> Stated task
Without the pictures, print each of the records below exactly as it appears.

> Dataset records
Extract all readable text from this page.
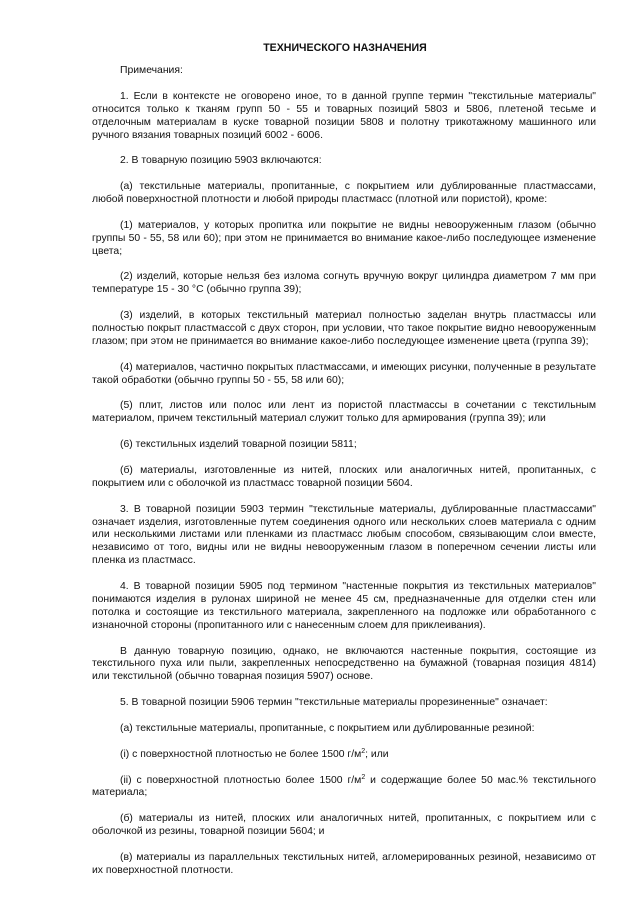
ТЕХНИЧЕСКОГО НАЗНАЧЕНИЯ

Примечания:

1. Если в контексте не оговорено иное, то в данной группе термин "текстильные материалы" относится только к тканям групп 50 - 55 и товарных позиций 5803 и 5806, плетеной тесьме и отделочным материалам в куске товарной позиции 5808 и полотну трикотажному машинного или ручного вязания товарных позиций 6002 - 6006.

2. В товарную позицию 5903 включаются:

(а) текстильные материалы, пропитанные, с покрытием или дублированные пластмассами, любой поверхностной плотности и любой природы пластмасс (плотной или пористой), кроме:

(1) материалов, у которых пропитка или покрытие не видны невооруженным глазом (обычно группы 50 - 55, 58 или 60); при этом не принимается во внимание какое-либо последующее изменение цвета;

(2) изделий, которые нельзя без излома согнуть вручную вокруг цилиндра диаметром 7 мм при температуре 15 - 30 °С (обычно группа 39);

(3) изделий, в которых текстильный материал полностью заделан внутрь пластмассы или полностью покрыт пластмассой с двух сторон, при условии, что такое покрытие видно невооруженным глазом; при этом не принимается во внимание какое-либо последующее изменение цвета (группа 39);

(4) материалов, частично покрытых пластмассами, и имеющих рисунки, полученные в результате такой обработки (обычно группы 50 - 55, 58 или 60);

(5) плит, листов или полос или лент из пористой пластмассы в сочетании с текстильным материалом, причем текстильный материал служит только для армирования (группа 39); или

(6) текстильных изделий товарной позиции 5811;

(б) материалы, изготовленные из нитей, плоских или аналогичных нитей, пропитанных, с покрытием или с оболочкой из пластмасс товарной позиции 5604.

3. В товарной позиции 5903 термин "текстильные материалы, дублированные пластмассами" означает изделия, изготовленные путем соединения одного или нескольких слоев материала с одним или несколькими листами или пленками из пластмасс любым способом, связывающим слои вместе, независимо от того, видны или не видны невооруженным глазом в поперечном сечении листы или пленка из пластмасс.

4. В товарной позиции 5905 под термином "настенные покрытия из текстильных материалов" понимаются изделия в рулонах шириной не менее 45 см, предназначенные для отделки стен или потолка и состоящие из текстильного материала, закрепленного на подложке или обработанного с изнаночной стороны (пропитанного или с нанесенным слоем для приклеивания).

В данную товарную позицию, однако, не включаются настенные покрытия, состоящие из текстильного пуха или пыли, закрепленных непосредственно на бумажной (товарная позиция 4814) или текстильной (обычно товарная позиция 5907) основе.

5. В товарной позиции 5906 термин "текстильные материалы прорезиненные" означает:

(а) текстильные материалы, пропитанные, с покрытием или дублированные резиной:

(i) с поверхностной плотностью не более 1500 $г/м^2$; или

(ii) с поверхностной плотностью более 1500 $г/м^2$ и содержащие более 50 мас.% текстильного материала;

(б) материалы из нитей, плоских или аналогичных нитей, пропитанных, с покрытием или с оболочкой из резины, товарной позиции 5604; и

(в) материалы из параллельных текстильных нитей, агломерированных резиной, независимо от их поверхностной плотности.
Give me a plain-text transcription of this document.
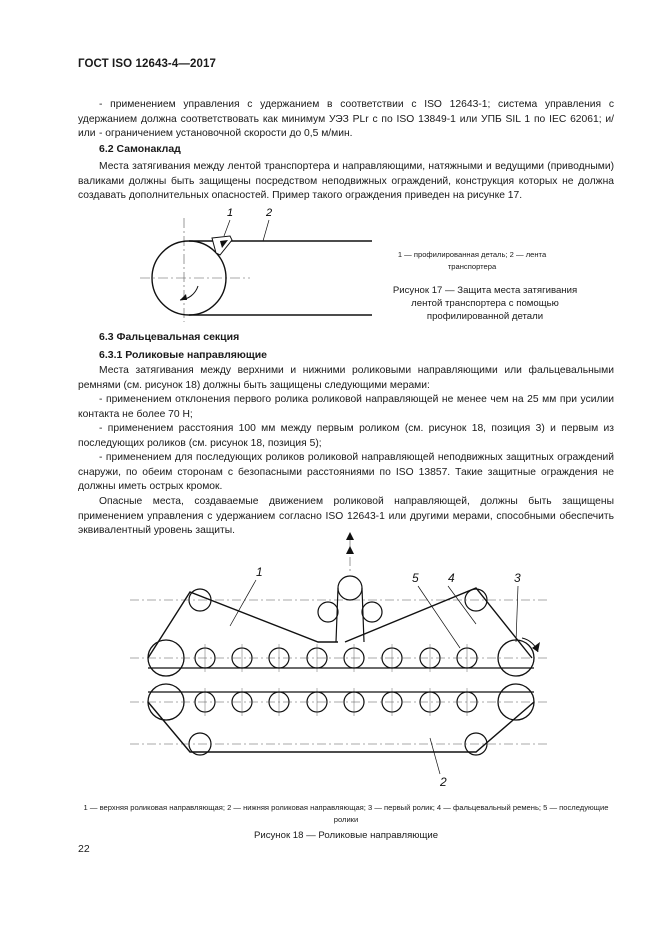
ГОСТ ISO 12643-4—2017
- применением управления с удержанием в соответствии с ISO 12643-1; система управления с удержанием должна соответствовать как минимум УЭЗ PLr с по ISO 13849-1 или УПБ SIL 1 по IEC 62061; и/или - ограничением установочной скорости до 0,5 м/мин.
6.2 Самонаклад
Места затягивания между лентой транспортера и направляющими, натяжными и ведущими (приводными) валиками должны быть защищены посредством неподвижных ограждений, конструкция которых не должна создавать дополнительных опасностей. Пример такого ограждения приведен на рисунке 17.
1	2
1 — профилированная деталь; 2 — лента транспортера
Рисунок 17 — Защита места затягивания лентой транспортера с помощью профилированной детали
6.3 Фальцевальная секция
6.3.1 Роликовые направляющие
Места затягивания между верхними и нижними роликовыми направляющими или фальцевальными ремнями (см. рисунок 18) должны быть защищены следующими мерами:
- применением отклонения первого ролика роликовой направляющей не менее чем на 25 мм при усилии контакта не более 70 Н;
- применением расстояния 100 мм между первым роликом (см. рисунок 18, позиция 3) и первым из последующих роликов (см. рисунок 18, позиция 5);
- применением для последующих роликов роликовой направляющей неподвижных защитных ограждений снаружи, по обеим сторонам с безопасными расстояниями по ISO 13857. Такие защитные ограждения не должны иметь острых кромок.
Опасные места, создаваемые движением роликовой направляющей, должны быть защищены применением управления с удержанием согласно ISO 12643-1 или другими мерами, способными обеспечить эквивалентный уровень защиты.
1
2
3
4
5
1 — верхняя роликовая направляющая; 2 — нижняя роликовая направляющая; 3 — первый ролик; 4 — фальцевальный ремень; 5 — последующие ролики
Рисунок 18 — Роликовые направляющие
22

> Solution to this task
Extract all readable text from this page.
ТЕХНИЧЕСКОГО НАЗНАЧЕНИЯ

Примечания:

1. Если в контексте не оговорено иное, то в данной группе термин "текстильные материалы" относится только к тканям групп 50 - 55 и товарных позиций 5803 и 5806, плетеной тесьме и отделочным материалам в куске товарной позиции 5808 и полотну трикотажному машинного или ручного вязания товарных позиций 6002 - 6006.

2. В товарную позицию 5903 включаются:

(а) текстильные материалы, пропитанные, с покрытием или дублированные пластмассами, любой поверхностной плотности и любой природы пластмасс (плотной или пористой), кроме:

(1) материалов, у которых пропитка или покрытие не видны невооруженным глазом (обычно группы 50 - 55, 58 или 60); при этом не принимается во внимание какое-либо последующее изменение цвета;

(2) изделий, которые нельзя без излома согнуть вручную вокруг цилиндра диаметром 7 мм при температуре 15 - 30 °С (обычно группа 39);

(3) изделий, в которых текстильный материал полностью заделан внутрь пластмассы или полностью покрыт пластмассой с двух сторон, при условии, что такое покрытие видно невооруженным глазом; при этом не принимается во внимание какое-либо последующее изменение цвета (группа 39);

(4) материалов, частично покрытых пластмассами, и имеющих рисунки, полученные в результате такой обработки (обычно группы 50 - 55, 58 или 60);

(5) плит, листов или полос или лент из пористой пластмассы в сочетании с текстильным материалом, причем текстильный материал служит только для армирования (группа 39); или

(6) текстильных изделий товарной позиции 5811;

(б) материалы, изготовленные из нитей, плоских или аналогичных нитей, пропитанных, с покрытием или с оболочкой из пластмасс товарной позиции 5604.

3. В товарной позиции 5903 термин "текстильные материалы, дублированные пластмассами" означает изделия, изготовленные путем соединения одного или нескольких слоев материала с одним или несколькими листами или пленками из пластмасс любым способом, связывающим слои вместе, независимо от того, видны или не видны невооруженным глазом в поперечном сечении листы или пленка из пластмасс.

4. В товарной позиции 5905 под термином "настенные покрытия из текстильных материалов" понимаются изделия в рулонах шириной не менее 45 см, предназначенные для отделки стен или потолка и состоящие из текстильного материала, закрепленного на подложке или обработанного с изнаночной стороны (пропитанного или с нанесенным слоем для приклеивания).

В данную товарную позицию, однако, не включаются настенные покрытия, состоящие из текстильного пуха или пыли, закрепленных непосредственно на бумажной (товарная позиция 4814) или текстильной (обычно товарная позиция 5907) основе.

5. В товарной позиции 5906 термин "текстильные материалы прорезиненные" означает:

(а) текстильные материалы, пропитанные, с покрытием или дублированные резиной:

(i) с поверхностной плотностью не более 1500 $г/м^2$; или

(ii) с поверхностной плотностью более 1500 $г/м^2$ и содержащие более 50 мас.% текстильного материала;

(б) материалы из нитей, плоских или аналогичных нитей, пропитанных, с покрытием или с оболочкой из резины, товарной позиции 5604; и

(в) материалы из параллельных текстильных нитей, агломерированных резиной, независимо от их поверхностной плотности.
Give me a plain-text transcription of this document.
ГОСТ ISO 12643-4—2017
- применением управления с удержанием в соответствии с ISO 12643-1; система управления с удержанием должна соответствовать как минимум УЭЗ PLr с по ISO 13849-1 или УПБ SIL 1 по IEC 62061; и/или - ограничением установочной скорости до 0,5 м/мин.
6.2 Самонаклад
Места затягивания между лентой транспортера и направляющими, натяжными и ведущими (приводными) валиками должны быть защищены посредством неподвижных ограждений, конструкция которых не должна создавать дополнительных опасностей. Пример такого ограждения приведен на рисунке 17.
1	2
1 — профилированная деталь; 2 — лента транспортера
Рисунок 17 — Защита места затягивания лентой транспортера с помощью профилированной детали
6.3 Фальцевальная секция
6.3.1 Роликовые направляющие
Места затягивания между верхними и нижними роликовыми направляющими или фальцевальными ремнями (см. рисунок 18) должны быть защищены следующими мерами:
- применением отклонения первого ролика роликовой направляющей не менее чем на 25 мм при усилии контакта не более 70 Н;
- применением расстояния 100 мм между первым роликом (см. рисунок 18, позиция 3) и первым из последующих роликов (см. рисунок 18, позиция 5);
- применением для последующих роликов роликовой направляющей неподвижных защитных ограждений снаружи, по обеим сторонам с безопасными расстояниями по ISO 13857. Такие защитные ограждения не должны иметь острых кромок.
Опасные места, создаваемые движением роликовой направляющей, должны быть защищены применением управления с удержанием согласно ISO 12643-1 или другими мерами, способными обеспечить эквивалентный уровень защиты.
1
2
3
4
5
1 — верхняя роликовая направляющая; 2 — нижняя роликовая направляющая; 3 — первый ролик; 4 — фальцевальный ремень; 5 — последующие ролики
Рисунок 18 — Роликовые направляющие
22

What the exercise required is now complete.